#### Record excerpts ####
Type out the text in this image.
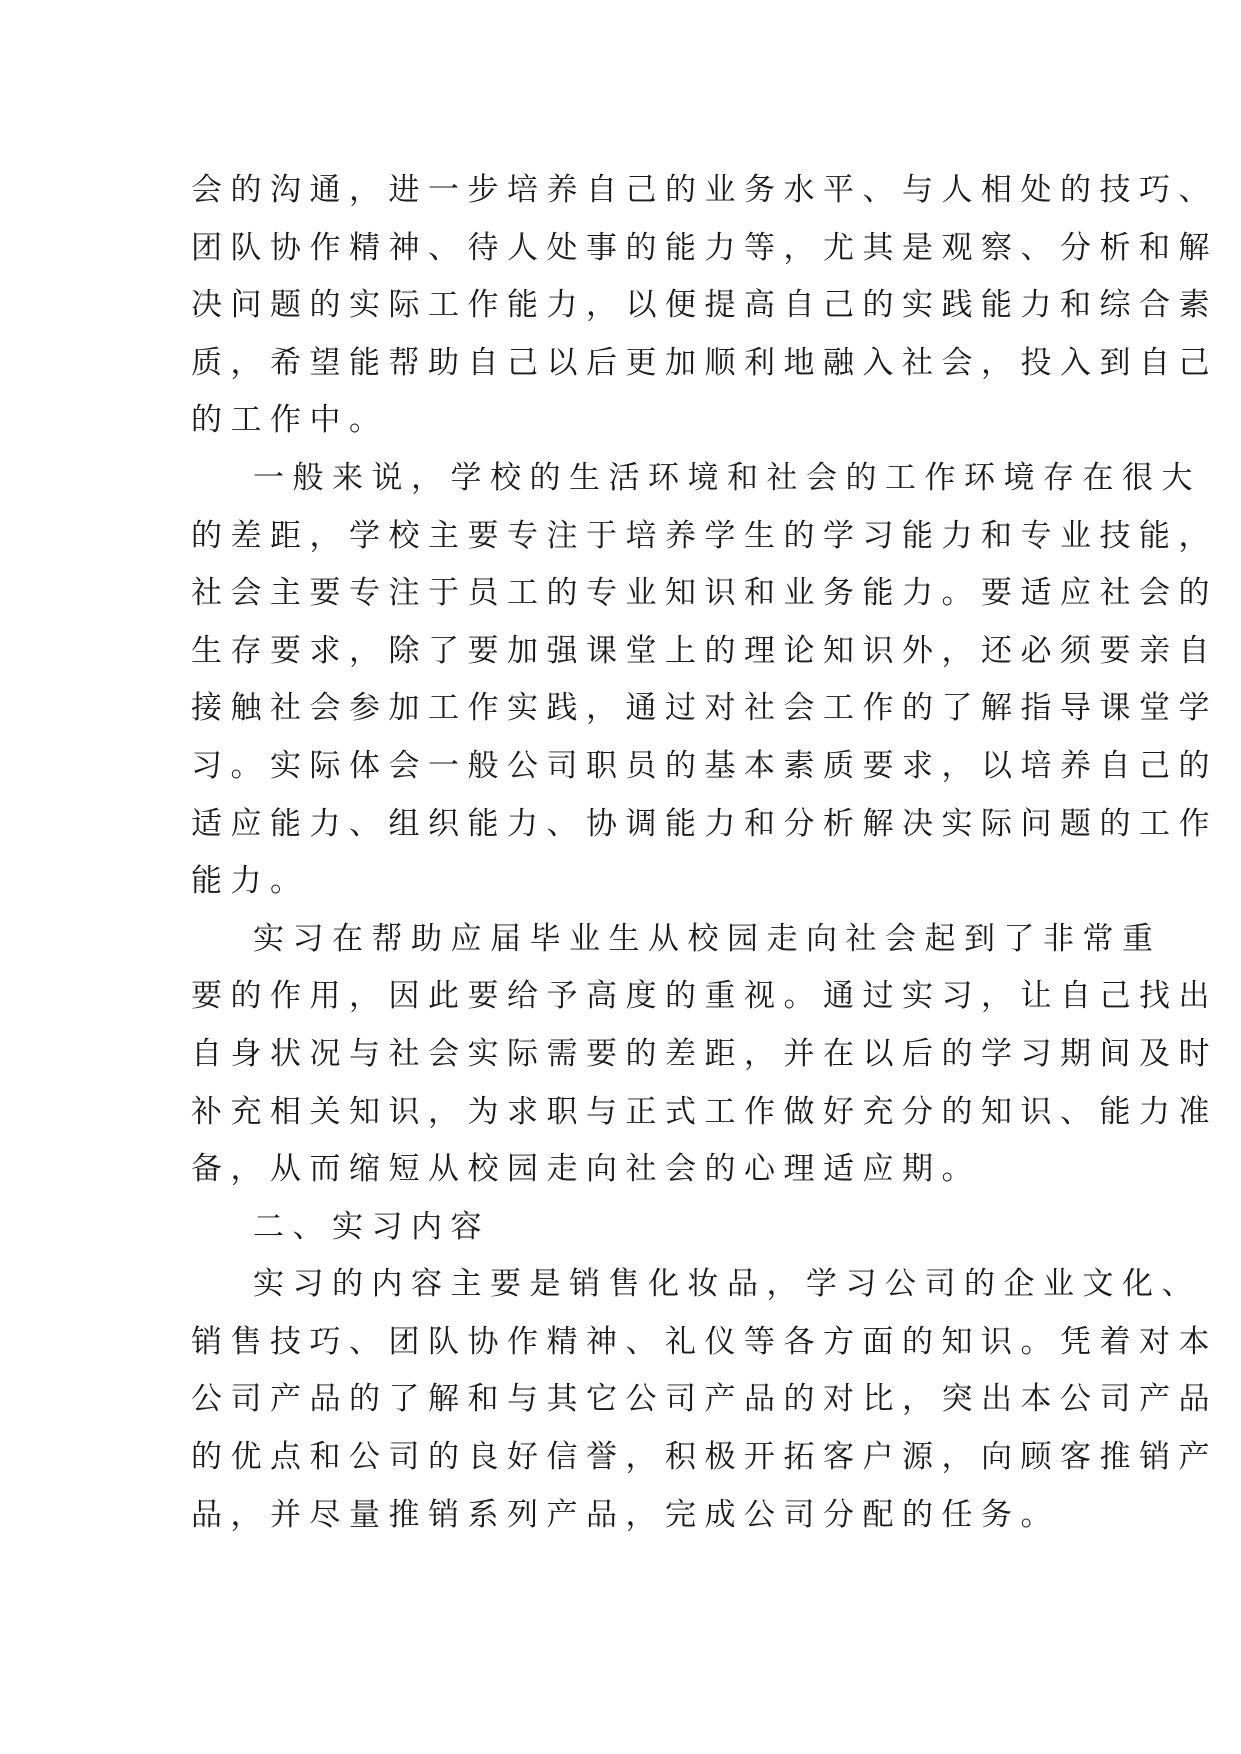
会的沟通，进一步培养自己的业务水平、与人相处的技巧、
团队协作精神、待人处事的能力等，尤其是观察、分析和解
决问题的实际工作能力，以便提高自己的实践能力和综合素
质，希望能帮助自己以后更加顺利地融入社会，投入到自己
的工作中。
一般来说，学校的生活环境和社会的工作环境存在很大
的差距，学校主要专注于培养学生的学习能力和专业技能，
社会主要专注于员工的专业知识和业务能力。要适应社会的
生存要求，除了要加强课堂上的理论知识外，还必须要亲自
接触社会参加工作实践，通过对社会工作的了解指导课堂学
习。实际体会一般公司职员的基本素质要求，以培养自己的
适应能力、组织能力、协调能力和分析解决实际问题的工作
能力。
实习在帮助应届毕业生从校园走向社会起到了非常重
要的作用，因此要给予高度的重视。通过实习，让自己找出
自身状况与社会实际需要的差距，并在以后的学习期间及时
补充相关知识，为求职与正式工作做好充分的知识、能力准
备，从而缩短从校园走向社会的心理适应期。
二、实习内容
实习的内容主要是销售化妆品，学习公司的企业文化、
销售技巧、团队协作精神、礼仪等各方面的知识。凭着对本
公司产品的了解和与其它公司产品的对比，突出本公司产品
的优点和公司的良好信誉，积极开拓客户源，向顾客推销产
品，并尽量推销系列产品，完成公司分配的任务。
####
The exercise>
Return each line exactly as written. Any picture gets left out.

Task solution>
Type out the text in this image.
会的沟通，进一步培养自己的业务水平、与人相处的技巧、
团队协作精神、待人处事的能力等，尤其是观察、分析和解
决问题的实际工作能力，以便提高自己的实践能力和综合素
质，希望能帮助自己以后更加顺利地融入社会，投入到自己
的工作中。
一般来说，学校的生活环境和社会的工作环境存在很大
的差距，学校主要专注于培养学生的学习能力和专业技能，
社会主要专注于员工的专业知识和业务能力。要适应社会的
生存要求，除了要加强课堂上的理论知识外，还必须要亲自
接触社会参加工作实践，通过对社会工作的了解指导课堂学
习。实际体会一般公司职员的基本素质要求，以培养自己的
适应能力、组织能力、协调能力和分析解决实际问题的工作
能力。
实习在帮助应届毕业生从校园走向社会起到了非常重
要的作用，因此要给予高度的重视。通过实习，让自己找出
自身状况与社会实际需要的差距，并在以后的学习期间及时
补充相关知识，为求职与正式工作做好充分的知识、能力准
备，从而缩短从校园走向社会的心理适应期。
二、实习内容
实习的内容主要是销售化妆品，学习公司的企业文化、
销售技巧、团队协作精神、礼仪等各方面的知识。凭着对本
公司产品的了解和与其它公司产品的对比，突出本公司产品
的优点和公司的良好信誉，积极开拓客户源，向顾客推销产
品，并尽量推销系列产品，完成公司分配的任务。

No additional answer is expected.